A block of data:
****************************************
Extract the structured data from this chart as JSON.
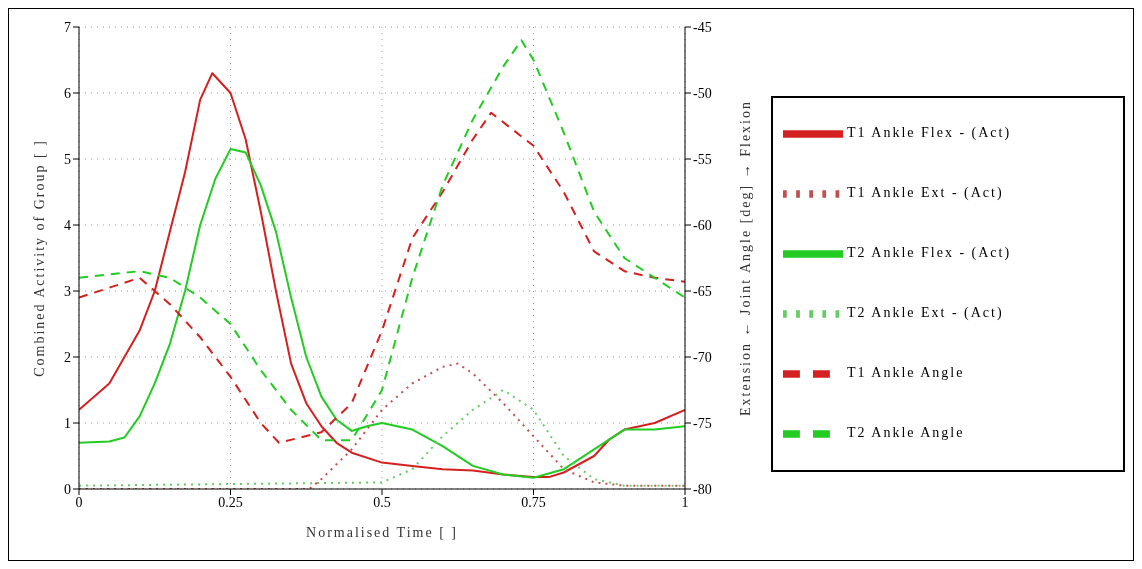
{
  "chart_data": {
    "type": "line",
    "xlabel": "Normalised Time [ ]",
    "ylabel": "Combined Activity of Group [ ]",
    "y2label": "Extension ← Joint Angle [deg] → Flexion",
    "xlim": [
      0,
      1
    ],
    "xticks": [
      0,
      0.25,
      0.5,
      0.75,
      1
    ],
    "ylim": [
      0,
      7
    ],
    "yticks": [
      0,
      1,
      2,
      3,
      4,
      5,
      6,
      7
    ],
    "y2lim": [
      -80,
      -45
    ],
    "y2ticks": [
      -80,
      -75,
      -70,
      -65,
      -60,
      -55,
      -50,
      -45
    ],
    "grid": true,
    "legend": "right",
    "marker": "none",
    "series": [
      {
        "name": "T1 Ankle Flex - (Act)",
        "color": "#d42020",
        "line_style": "solid",
        "x": [
          0,
          0.05,
          0.1,
          0.125,
          0.15,
          0.175,
          0.2,
          0.22,
          0.25,
          0.275,
          0.3,
          0.325,
          0.35,
          0.375,
          0.4,
          0.425,
          0.45,
          0.5,
          0.55,
          0.6,
          0.65,
          0.7,
          0.75,
          0.775,
          0.8,
          0.85,
          0.875,
          0.9,
          0.95,
          1
        ],
        "values": [
          1.2,
          1.6,
          2.4,
          3.0,
          3.9,
          4.8,
          5.9,
          6.3,
          6.0,
          5.3,
          4.2,
          3.0,
          1.9,
          1.3,
          0.95,
          0.7,
          0.55,
          0.4,
          0.35,
          0.3,
          0.28,
          0.22,
          0.18,
          0.18,
          0.25,
          0.5,
          0.75,
          0.9,
          1.0,
          1.2
        ]
      },
      {
        "name": "T1 Ankle Ext - (Act)",
        "color": "#c05050",
        "line_style": "dotted",
        "x": [
          0,
          0.38,
          0.4,
          0.45,
          0.5,
          0.55,
          0.6,
          0.625,
          0.65,
          0.7,
          0.75,
          0.8,
          0.85,
          0.9,
          1
        ],
        "values": [
          0,
          0,
          0.15,
          0.6,
          1.2,
          1.6,
          1.85,
          1.9,
          1.75,
          1.3,
          0.8,
          0.3,
          0.1,
          0.05,
          0.05
        ]
      },
      {
        "name": "T2 Ankle Flex - (Act)",
        "color": "#22cc22",
        "line_style": "solid",
        "x": [
          0,
          0.05,
          0.075,
          0.1,
          0.125,
          0.15,
          0.175,
          0.2,
          0.225,
          0.25,
          0.275,
          0.3,
          0.325,
          0.35,
          0.375,
          0.4,
          0.425,
          0.45,
          0.475,
          0.5,
          0.55,
          0.6,
          0.65,
          0.7,
          0.75,
          0.8,
          0.85,
          0.9,
          0.95,
          1
        ],
        "values": [
          0.7,
          0.72,
          0.78,
          1.1,
          1.6,
          2.2,
          3.0,
          4.0,
          4.7,
          5.15,
          5.1,
          4.6,
          3.9,
          2.9,
          2.0,
          1.4,
          1.05,
          0.88,
          0.95,
          1.0,
          0.9,
          0.65,
          0.35,
          0.22,
          0.17,
          0.3,
          0.6,
          0.9,
          0.9,
          0.95
        ]
      },
      {
        "name": "T2 Ankle Ext - (Act)",
        "color": "#66cc66",
        "line_style": "dotted",
        "x": [
          0,
          0.5,
          0.55,
          0.6,
          0.65,
          0.7,
          0.75,
          0.8,
          0.85,
          0.9,
          1
        ],
        "values": [
          0.05,
          0.1,
          0.3,
          0.8,
          1.2,
          1.5,
          1.2,
          0.5,
          0.15,
          0.05,
          0.05
        ]
      },
      {
        "name": "T1 Ankle Angle",
        "color": "#d42020",
        "line_style": "dashed",
        "axis": "y2",
        "x": [
          0,
          0.1,
          0.15,
          0.2,
          0.25,
          0.3,
          0.33,
          0.4,
          0.45,
          0.5,
          0.55,
          0.6,
          0.65,
          0.68,
          0.75,
          0.8,
          0.85,
          0.9,
          0.95,
          1
        ],
        "values": [
          -65.5,
          -64,
          -66,
          -68.5,
          -71.5,
          -75,
          -76.5,
          -75.7,
          -73.5,
          -68,
          -61,
          -57.5,
          -53.5,
          -51.5,
          -54,
          -57.5,
          -62,
          -63.5,
          -64,
          -64.3
        ]
      },
      {
        "name": "T2 Ankle Angle",
        "color": "#22cc22",
        "line_style": "dashed",
        "axis": "y2",
        "x": [
          0,
          0.1,
          0.15,
          0.2,
          0.25,
          0.3,
          0.35,
          0.4,
          0.45,
          0.5,
          0.55,
          0.6,
          0.65,
          0.7,
          0.73,
          0.75,
          0.8,
          0.85,
          0.9,
          0.95,
          1
        ],
        "values": [
          -64,
          -63.5,
          -64,
          -65.5,
          -67.5,
          -71,
          -74,
          -76.3,
          -76.3,
          -72.5,
          -64,
          -57,
          -52,
          -48,
          -46,
          -47.5,
          -53,
          -59,
          -62.5,
          -64,
          -65.5
        ]
      }
    ]
  }
}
****************************************
Copy each line containing the word "name" from the data.

Full answer
        "name": "T1 Ankle Flex - (Act)",
        "name": "T1 Ankle Ext - (Act)",
        "name": "T2 Ankle Flex - (Act)",
        "name": "T2 Ankle Ext - (Act)",
        "name": "T1 Ankle Angle",
        "name": "T2 Ankle Angle",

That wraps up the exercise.